Retype the whole listing below, character for character.

------ Supplied information

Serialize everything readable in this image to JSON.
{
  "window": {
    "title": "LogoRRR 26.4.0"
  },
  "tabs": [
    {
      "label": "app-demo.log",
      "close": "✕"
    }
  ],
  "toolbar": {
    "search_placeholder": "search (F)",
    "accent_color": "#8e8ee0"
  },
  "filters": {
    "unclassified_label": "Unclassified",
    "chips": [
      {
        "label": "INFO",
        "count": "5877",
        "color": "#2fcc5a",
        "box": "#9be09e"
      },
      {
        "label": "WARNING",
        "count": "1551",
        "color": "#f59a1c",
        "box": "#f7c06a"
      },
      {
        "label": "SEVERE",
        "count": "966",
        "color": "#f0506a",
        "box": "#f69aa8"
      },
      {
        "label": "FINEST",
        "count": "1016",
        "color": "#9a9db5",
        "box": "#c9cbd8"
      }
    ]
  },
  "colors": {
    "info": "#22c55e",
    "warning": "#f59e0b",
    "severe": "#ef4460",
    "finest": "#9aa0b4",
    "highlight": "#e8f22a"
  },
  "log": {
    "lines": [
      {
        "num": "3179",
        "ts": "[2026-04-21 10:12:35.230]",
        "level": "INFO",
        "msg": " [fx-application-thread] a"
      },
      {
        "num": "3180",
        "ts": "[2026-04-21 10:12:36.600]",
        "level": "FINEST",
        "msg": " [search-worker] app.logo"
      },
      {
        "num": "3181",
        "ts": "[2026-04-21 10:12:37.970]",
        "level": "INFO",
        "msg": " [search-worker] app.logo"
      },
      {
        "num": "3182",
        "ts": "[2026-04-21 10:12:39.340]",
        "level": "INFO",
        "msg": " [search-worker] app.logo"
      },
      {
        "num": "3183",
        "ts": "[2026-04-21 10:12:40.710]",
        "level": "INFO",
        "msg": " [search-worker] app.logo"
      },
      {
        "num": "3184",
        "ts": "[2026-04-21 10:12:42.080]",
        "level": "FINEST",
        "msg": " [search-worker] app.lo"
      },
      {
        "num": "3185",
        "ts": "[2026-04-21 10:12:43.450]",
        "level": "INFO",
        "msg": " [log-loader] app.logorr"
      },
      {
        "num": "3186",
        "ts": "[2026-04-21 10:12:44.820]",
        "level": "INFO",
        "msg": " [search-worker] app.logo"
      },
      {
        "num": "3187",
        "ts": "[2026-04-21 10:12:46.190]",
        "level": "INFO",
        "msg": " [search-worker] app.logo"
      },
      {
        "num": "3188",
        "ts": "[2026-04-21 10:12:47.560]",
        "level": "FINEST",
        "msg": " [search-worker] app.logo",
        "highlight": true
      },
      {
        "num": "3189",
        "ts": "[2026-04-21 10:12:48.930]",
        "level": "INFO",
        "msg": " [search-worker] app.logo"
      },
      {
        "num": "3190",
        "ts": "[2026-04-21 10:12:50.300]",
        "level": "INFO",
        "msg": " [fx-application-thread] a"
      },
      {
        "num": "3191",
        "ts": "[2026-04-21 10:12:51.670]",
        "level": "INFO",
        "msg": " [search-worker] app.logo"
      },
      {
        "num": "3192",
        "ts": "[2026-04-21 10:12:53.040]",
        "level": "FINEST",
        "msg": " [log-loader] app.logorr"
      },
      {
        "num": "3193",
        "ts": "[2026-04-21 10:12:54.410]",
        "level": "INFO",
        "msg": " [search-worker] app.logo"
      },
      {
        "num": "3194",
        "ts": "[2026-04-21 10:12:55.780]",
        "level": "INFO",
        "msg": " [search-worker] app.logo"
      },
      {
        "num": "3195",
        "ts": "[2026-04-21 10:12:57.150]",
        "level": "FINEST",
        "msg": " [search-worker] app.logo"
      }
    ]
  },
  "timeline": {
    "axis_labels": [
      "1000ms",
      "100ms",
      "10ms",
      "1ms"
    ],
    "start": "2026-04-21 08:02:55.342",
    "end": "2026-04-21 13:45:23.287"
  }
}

------------

In response =>
Serialize everything readable in this image to JSON.
{
  "window": {
    "title": "LogoRRR 26.4.0"
  },
  "tabs": [
    {
      "label": "app-demo.log",
      "close": "✕"
    }
  ],
  "toolbar": {
    "search_placeholder": "search (F)",
    "accent_color": "#8e8ee0"
  },
  "filters": {
    "unclassified_label": "Unclassified",
    "chips": [
      {
        "label": "INFO",
        "count": "5877",
        "color": "#2fcc5a",
        "box": "#9be09e"
      },
      {
        "label": "WARNING",
        "count": "1551",
        "color": "#f59a1c",
        "box": "#f7c06a"
      },
      {
        "label": "SEVERE",
        "count": "966",
        "color": "#f0506a",
        "box": "#f69aa8"
      },
      {
        "label": "FINEST",
        "count": "1016",
        "color": "#9a9db5",
        "box": "#c9cbd8"
      }
    ]
  },
  "colors": {
    "info": "#22c55e",
    "warning": "#f59e0b",
    "severe": "#ef4460",
    "finest": "#9aa0b4",
    "highlight": "#e8f22a"
  },
  "log": {
    "lines": [
      {
        "num": "3179",
        "ts": "[2026-04-21 10:12:35.230]",
        "level": "INFO",
        "msg": " [fx-application-thread] a"
      },
      {
        "num": "3180",
        "ts": "[2026-04-21 10:12:36.600]",
        "level": "FINEST",
        "msg": " [search-worker] app.logo"
      },
      {
        "num": "3181",
        "ts": "[2026-04-21 10:12:37.970]",
        "level": "INFO",
        "msg": " [search-worker] app.logo"
      },
      {
        "num": "3182",
        "ts": "[2026-04-21 10:12:39.340]",
        "level": "INFO",
        "msg": " [search-worker] app.logo"
      },
      {
        "num": "3183",
        "ts": "[2026-04-21 10:12:40.710]",
        "level": "INFO",
        "msg": " [search-worker] app.logo"
      },
      {
        "num": "3184",
        "ts": "[2026-04-21 10:12:42.080]",
        "level": "FINEST",
        "msg": " [search-worker] app.lo"
      },
      {
        "num": "3185",
        "ts": "[2026-04-21 10:12:43.450]",
        "level": "INFO",
        "msg": " [log-loader] app.logorr"
      },
      {
        "num": "3186",
        "ts": "[2026-04-21 10:12:44.820]",
        "level": "INFO",
        "msg": " [search-worker] app.logo"
      },
      {
        "num": "3187",
        "ts": "[2026-04-21 10:12:46.190]",
        "level": "INFO",
        "msg": " [search-worker] app.logo"
      },
      {
        "num": "3188",
        "ts": "[2026-04-21 10:12:47.560]",
        "level": "FINEST",
        "msg": " [search-worker] app.logo",
        "highlight": true
      },
      {
        "num": "3189",
        "ts": "[2026-04-21 10:12:48.930]",
        "level": "INFO",
        "msg": " [search-worker] app.logo"
      },
      {
        "num": "3190",
        "ts": "[2026-04-21 10:12:50.300]",
        "level": "INFO",
        "msg": " [fx-application-thread] a"
      },
      {
        "num": "3191",
        "ts": "[2026-04-21 10:12:51.670]",
        "level": "INFO",
        "msg": " [search-worker] app.logo"
      },
      {
        "num": "3192",
        "ts": "[2026-04-21 10:12:53.040]",
        "level": "FINEST",
        "msg": " [log-loader] app.logorr"
      },
      {
        "num": "3193",
        "ts": "[2026-04-21 10:12:54.410]",
        "level": "INFO",
        "msg": " [search-worker] app.logo"
      },
      {
        "num": "3194",
        "ts": "[2026-04-21 10:12:55.780]",
        "level": "INFO",
        "msg": " [search-worker] app.logo"
      },
      {
        "num": "3195",
        "ts": "[2026-04-21 10:12:57.150]",
        "level": "FINEST",
        "msg": " [search-worker] app.logo"
      }
    ]
  },
  "timeline": {
    "axis_labels": [
      "1000ms",
      "100ms",
      "10ms",
      "1ms"
    ],
    "start": "2026-04-21 08:02:55.342",
    "end": "2026-04-21 13:45:23.287"
  }
}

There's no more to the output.